- WRITTEN REQUEST 1
In the bat and wall Doppler solution, list each item that appears under the "Given Data" heading.
- WRITTEN REQUEST 2
Print the portion of the bat and wall Doppler solution from "Step 2: The" up to and including "applied two times.".

- TEXT PASSAGE
★ ★ ★

79. A bat emitting ultrasound at 50 kHz is flying directly towards a solid wall with a speed of 3 ms–1. If the speed of sound in air is 330 ms–1, the frequency of the reflected signal (in kHz) heard by the bat will  be    

79. A bat emitting ultrasound at 50 kHz is flying directly towards a solid wall with a speed of 3 ms–1. If the speed of sound in air is 330 ms–1, the frequency of the reflected signal (in kHz) heard by the bat will  be

Bat and Wall Doppler Effect – Finding the Reflected Ultrasound Frequency Heard by the Bat

Given Data

Frequency emitted by bat, f = 50 kHz

Speed of bat, vb = 3 m/s

Speed of sound, v = 330 m/s

Wall is stationary.

Concept Used

Since the wall is stationary, the problem involves two successive Doppler shifts:

Step 1: The moving bat acts as the source and the stationary wall acts as the observer.

Step 2: The reflected wave now originates from the stationary wall (acting as a new source), while the moving bat acts as the observer.

Therefore, Doppler Effect is applied two times.

Step 1: Frequency Received by the Wall

When the source moves towards a stationary observer, the observed frequency is

f₁ = f × v / (v − vb)

Substituting the values,

f₁ = 50 × 330 / (330 − 3)

= 50 × 330 / 327

≈ 50.46 kHz

This is the frequency with which the stationary wall receives the sound wave.

Step 2: Frequency Heard by the Bat After Reflection

The wall reflects the sound without changing its frequency. Therefore, the reflected wave has frequency 50.46 kHz.

Now the wall acts as a stationary source, while the bat moves towards it.

★ ★ ★

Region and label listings
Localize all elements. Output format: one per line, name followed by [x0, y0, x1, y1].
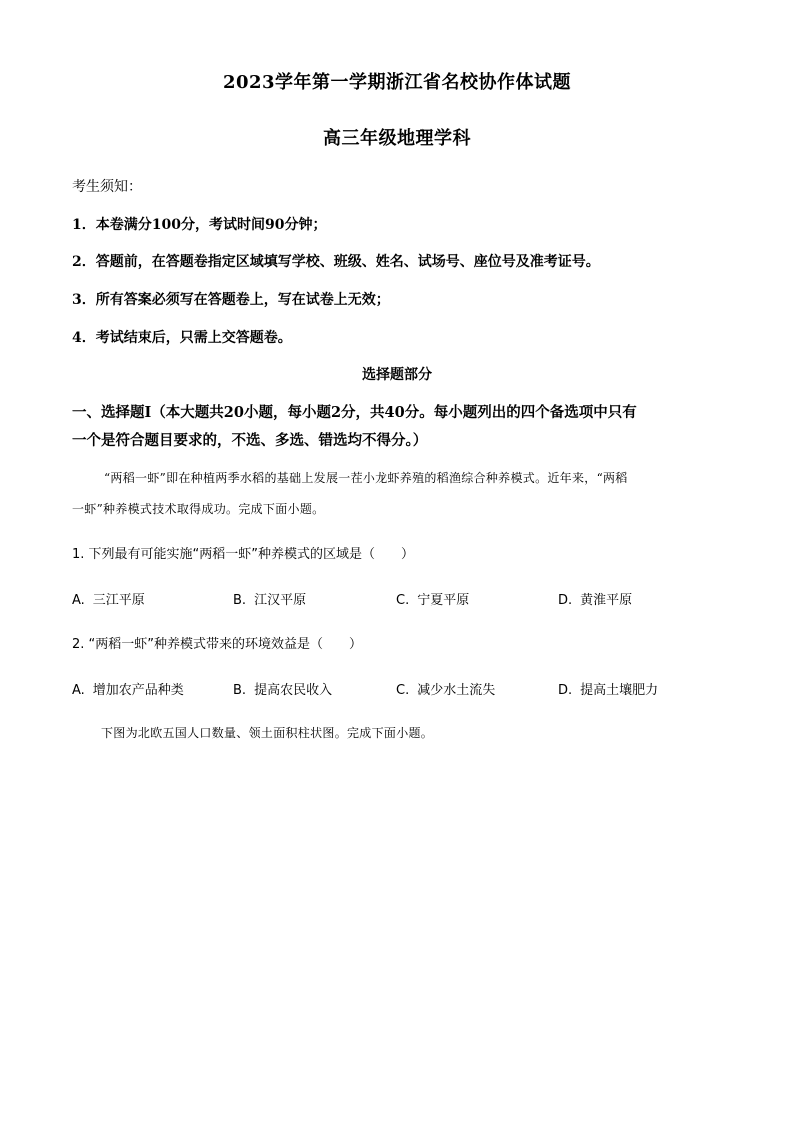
question-1-option-a	[72, 589, 145, 608]
notice-heading: 考生须知：	[72, 179, 142, 195]
question-1-stem: 1. 下列最有可能实施“两稻一虾”种养模式的区域是（ ）	[72, 547, 415, 562]
option-text: 宁夏平原	[417, 593, 470, 608]
question-1-option-c	[396, 589, 469, 608]
option-text: 增加农产品种类	[92, 683, 184, 698]
question-2-option-a	[72, 679, 184, 698]
section-title: 选择题部分	[362, 367, 432, 383]
option-letter: C.	[396, 593, 410, 608]
question-1-option-d	[558, 589, 632, 608]
option-letter: D.	[558, 593, 573, 608]
question-2-stem: 2. “两稻一虾”种养模式带来的环境效益是（ ）	[72, 637, 363, 652]
option-letter: A.	[72, 683, 85, 698]
option-text: 江汉平原	[254, 593, 307, 608]
passage1-line2: 一虾”种养模式技术取得成功。完成下面小题。	[72, 502, 325, 516]
option-letter: A.	[72, 593, 85, 608]
question-2-option-b	[233, 679, 332, 698]
section-instruction-line1: 一、选择题Ⅰ（本大题共20小题，每小题2分，共40分。每小题列出的四个备选项中只有	[72, 404, 637, 421]
section-instruction-line2: 一个是符合题目要求的，不选、多选、错选均不得分。）	[72, 432, 428, 449]
question-1-option-b	[233, 589, 306, 608]
option-letter: C.	[396, 683, 410, 698]
option-text: 三江平原	[92, 593, 145, 608]
notice-item-4: 4．考试结束后，只需上交答题卷。	[72, 330, 292, 346]
option-letter: D.	[558, 683, 573, 698]
option-letter: B.	[233, 593, 247, 608]
question-2-option-d	[558, 679, 658, 698]
option-text: 减少水土流失	[417, 683, 496, 698]
option-text: 黄淮平原	[580, 593, 633, 608]
option-letter: B.	[233, 683, 247, 698]
passage2-line1: 下图为北欧五国人口数量、领土面积柱状图。完成下面小题。	[101, 726, 434, 740]
exam-title: 2023学年第一学期浙江省名校协作体试题	[222, 72, 572, 93]
notice-item-1: 1．本卷满分100分，考试时间90分钟；	[72, 217, 327, 233]
notice-item-3: 3．所有答案必须写在答题卷上，写在试卷上无效；	[72, 292, 390, 308]
question-2-option-c	[396, 679, 495, 698]
passage1-line1: “两稻一虾”即在种植两季水稻的基础上发展一茬小龙虾养殖的稻渔综合种养模式。近年来，“两稻	[104, 471, 628, 485]
option-text: 提高农民收入	[254, 683, 333, 698]
notice-item-2: 2．答题前，在答题卷指定区域填写学校、班级、姓名、试场号、座位号及准考证号。	[72, 254, 600, 270]
exam-subtitle: 高三年级地理学科	[323, 128, 471, 149]
option-text: 提高土壤肥力	[580, 683, 659, 698]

★ ★ ★

- RIGHT ANSWER 1
- Frequency emitted by bat, f = 50 kHz
- Speed of bat, vb = 3 m/s
- Speed of sound, v = 330 m/s
- Wall is stationary.

- RIGHT ANSWER 2
Step 2: The reflected wave now originates from the stationary wall (acting as a new source), while the moving bat acts as the observer.

Therefore, Doppler Effect is applied two times.